Supplied material:

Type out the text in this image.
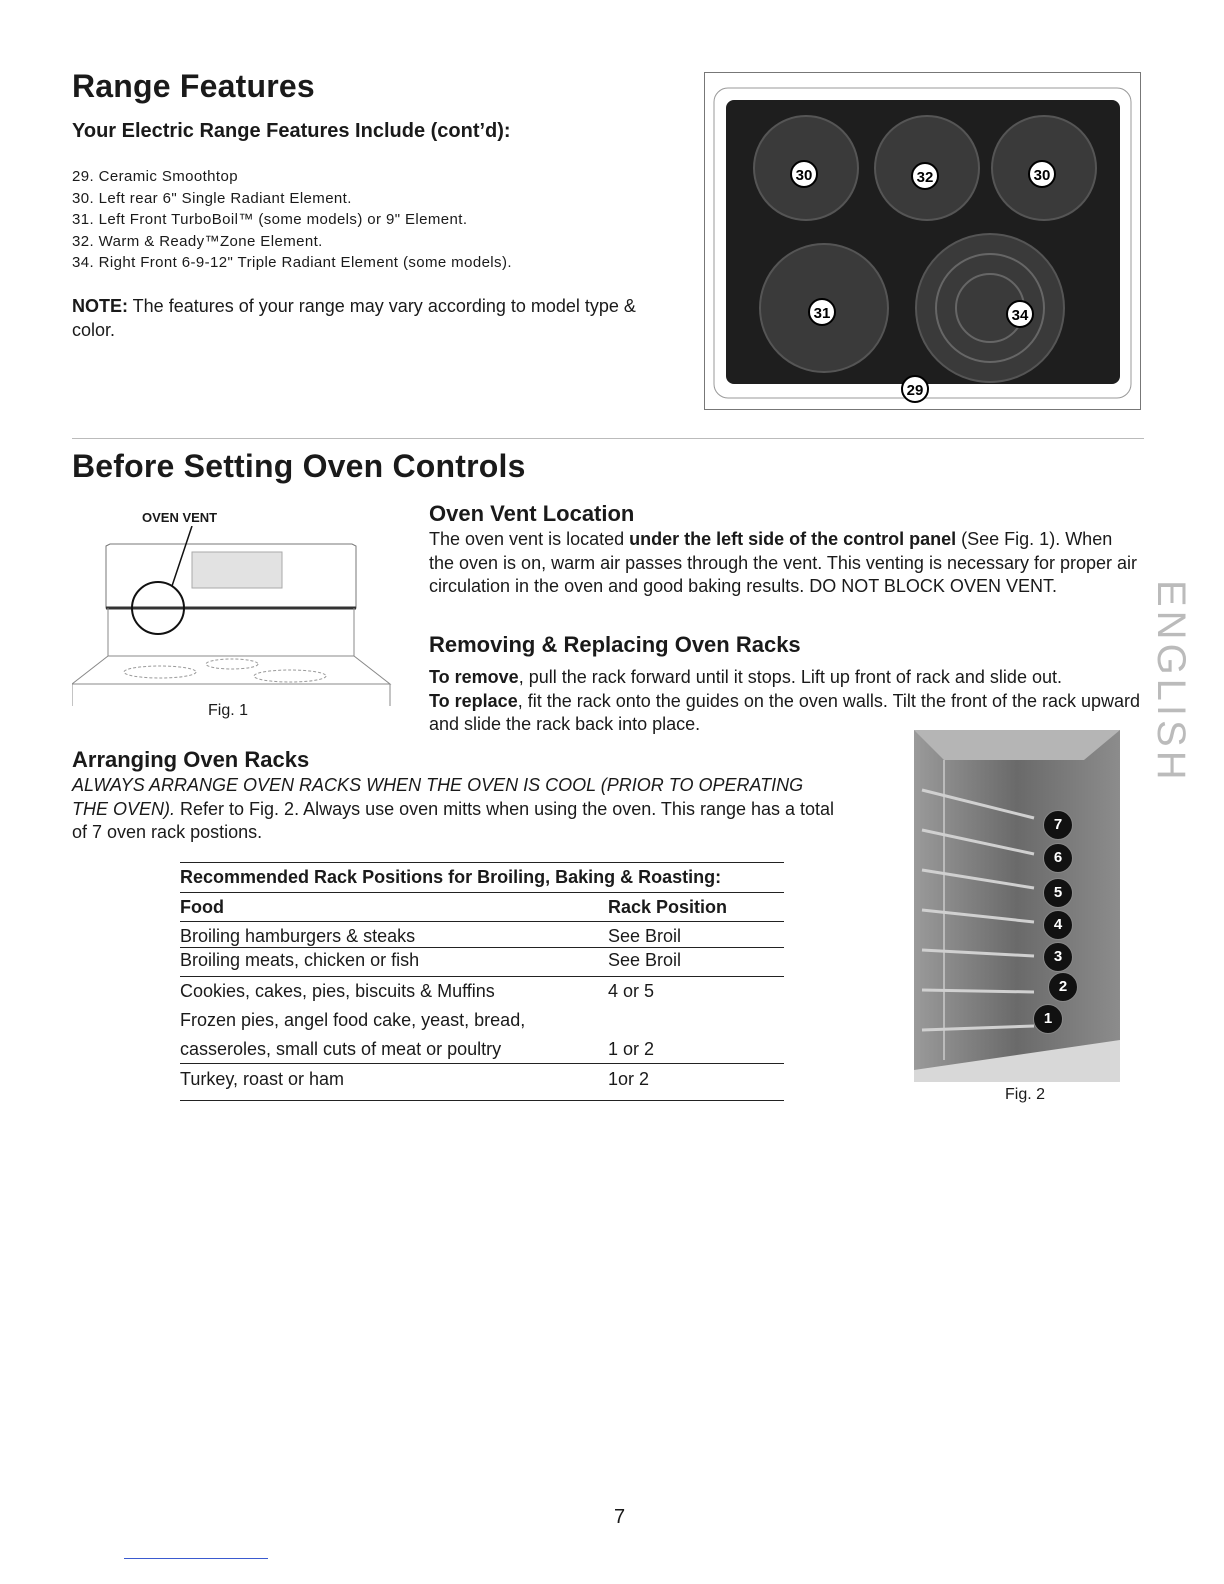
Range Features
Your Electric Range Features Include (cont’d):
29. Ceramic Smoothtop
30. Left rear 6" Single Radiant Element.
31. Left Front TurboBoil™ (some models) or 9" Element.
32. Warm & Ready™Zone Element.
34. Right Front 6-9-12" Triple Radiant Element (some models).
NOTE: The features of your range may vary according to model type & color.
30	32	30
31	34
29
Before Setting Oven Controls
OVEN VENT
Fig. 1
Oven Vent Location
The oven vent is located under the left side of the control panel (See Fig. 1). When the oven is on, warm air passes through the vent. This venting is necessary for proper air circulation in the oven and good baking results. DO NOT BLOCK OVEN VENT.
Removing & Replacing Oven Racks
To remove, pull the rack forward until it stops. Lift up front of rack and slide out.
To replace, fit the rack onto the guides on the oven walls. Tilt the front of the rack upward and slide the rack back into place.
Arranging Oven Racks
ALWAYS ARRANGE OVEN RACKS WHEN THE OVEN IS COOL (PRIOR TO OPERATING THE OVEN). Refer to Fig. 2. Always use oven mitts when using the oven. This range has a total of 7 oven rack postions.
Recommended Rack Positions for Broiling, Baking & Roasting:
Food	Rack Position
Broiling hamburgers & steaks	See Broil
Broiling meats, chicken or fish	See Broil
Cookies, cakes, pies, biscuits & Muffins	4 or 5
Frozen pies, angel food cake, yeast, bread,
casseroles, small cuts of meat or poultry	1 or 2
Turkey, roast or ham	1or 2
7
6
5
4
3
2
1
Fig. 2
ENGLISH
7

What this task involves:
Write out the entries above verbatim; the pictures do not belong in your copy.

Response:
Type out the text in this image.
Range Features
Your Electric Range Features Include (cont’d):
29. Ceramic Smoothtop
30. Left rear 6" Single Radiant Element.
31. Left Front TurboBoil™ (some models) or 9" Element.
32. Warm & Ready™Zone Element.
34. Right Front 6-9-12" Triple Radiant Element (some models).
NOTE: The features of your range may vary according to model type & color.
30	32	30
31	34
29
Before Setting Oven Controls
OVEN VENT
Fig. 1
Oven Vent Location
The oven vent is located under the left side of the control panel (See Fig. 1). When the oven is on, warm air passes through the vent. This venting is necessary for proper air circulation in the oven and good baking results. DO NOT BLOCK OVEN VENT.
Removing & Replacing Oven Racks
To remove, pull the rack forward until it stops. Lift up front of rack and slide out.
To replace, fit the rack onto the guides on the oven walls. Tilt the front of the rack upward and slide the rack back into place.
Arranging Oven Racks
ALWAYS ARRANGE OVEN RACKS WHEN THE OVEN IS COOL (PRIOR TO OPERATING THE OVEN). Refer to Fig. 2. Always use oven mitts when using the oven. This range has a total of 7 oven rack postions.
Recommended Rack Positions for Broiling, Baking & Roasting:
Food	Rack Position
Broiling hamburgers & steaks	See Broil
Broiling meats, chicken or fish	See Broil
Cookies, cakes, pies, biscuits & Muffins	4 or 5
Frozen pies, angel food cake, yeast, bread,
casseroles, small cuts of meat or poultry	1 or 2
Turkey, roast or ham	1or 2
7
6
5
4
3
2
1
Fig. 2
ENGLISH
7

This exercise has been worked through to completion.